**WHAT IS NEEDED**
Go through the listing below and gather every line with the word "text".

Dataset items
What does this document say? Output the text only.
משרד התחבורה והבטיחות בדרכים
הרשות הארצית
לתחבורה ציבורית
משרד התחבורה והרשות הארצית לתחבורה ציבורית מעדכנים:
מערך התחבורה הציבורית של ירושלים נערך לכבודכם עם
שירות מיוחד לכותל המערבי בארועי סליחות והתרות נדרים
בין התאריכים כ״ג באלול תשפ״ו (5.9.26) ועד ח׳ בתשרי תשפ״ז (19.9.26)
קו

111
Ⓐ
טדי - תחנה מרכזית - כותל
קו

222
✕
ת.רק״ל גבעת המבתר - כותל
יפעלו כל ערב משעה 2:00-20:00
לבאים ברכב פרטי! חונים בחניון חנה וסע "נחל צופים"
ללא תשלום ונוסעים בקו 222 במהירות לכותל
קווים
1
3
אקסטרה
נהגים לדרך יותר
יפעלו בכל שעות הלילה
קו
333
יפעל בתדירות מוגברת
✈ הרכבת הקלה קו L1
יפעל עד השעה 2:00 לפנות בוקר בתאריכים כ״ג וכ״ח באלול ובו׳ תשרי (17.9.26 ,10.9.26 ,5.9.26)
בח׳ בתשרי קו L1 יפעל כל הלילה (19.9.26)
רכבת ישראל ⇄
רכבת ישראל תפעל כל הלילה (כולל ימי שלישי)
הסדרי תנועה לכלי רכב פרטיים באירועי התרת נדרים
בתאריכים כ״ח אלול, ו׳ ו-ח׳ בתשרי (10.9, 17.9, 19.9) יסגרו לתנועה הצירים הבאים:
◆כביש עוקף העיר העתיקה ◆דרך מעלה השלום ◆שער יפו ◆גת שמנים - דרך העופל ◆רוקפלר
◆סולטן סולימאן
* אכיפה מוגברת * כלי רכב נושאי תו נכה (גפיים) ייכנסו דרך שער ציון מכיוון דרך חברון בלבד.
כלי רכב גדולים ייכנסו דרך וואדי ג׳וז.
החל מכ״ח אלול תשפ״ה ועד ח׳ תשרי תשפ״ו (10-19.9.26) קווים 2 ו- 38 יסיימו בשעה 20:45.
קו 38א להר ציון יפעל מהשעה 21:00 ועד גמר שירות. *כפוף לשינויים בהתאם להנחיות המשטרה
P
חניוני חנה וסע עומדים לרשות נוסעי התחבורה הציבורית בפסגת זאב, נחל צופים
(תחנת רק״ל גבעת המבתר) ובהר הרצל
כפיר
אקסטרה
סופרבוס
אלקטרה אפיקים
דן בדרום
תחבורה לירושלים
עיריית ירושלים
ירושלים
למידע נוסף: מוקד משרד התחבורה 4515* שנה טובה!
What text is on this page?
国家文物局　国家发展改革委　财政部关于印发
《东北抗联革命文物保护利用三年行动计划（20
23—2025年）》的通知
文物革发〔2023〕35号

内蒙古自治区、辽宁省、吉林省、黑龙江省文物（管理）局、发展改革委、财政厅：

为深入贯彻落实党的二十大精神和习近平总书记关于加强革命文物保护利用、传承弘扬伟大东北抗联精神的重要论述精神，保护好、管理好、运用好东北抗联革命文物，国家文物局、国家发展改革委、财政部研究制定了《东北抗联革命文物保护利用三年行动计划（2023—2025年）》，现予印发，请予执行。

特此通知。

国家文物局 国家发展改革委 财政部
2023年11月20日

**FINISHED EXERCISE**
What does this document say? Output the text only.
What text is on this page?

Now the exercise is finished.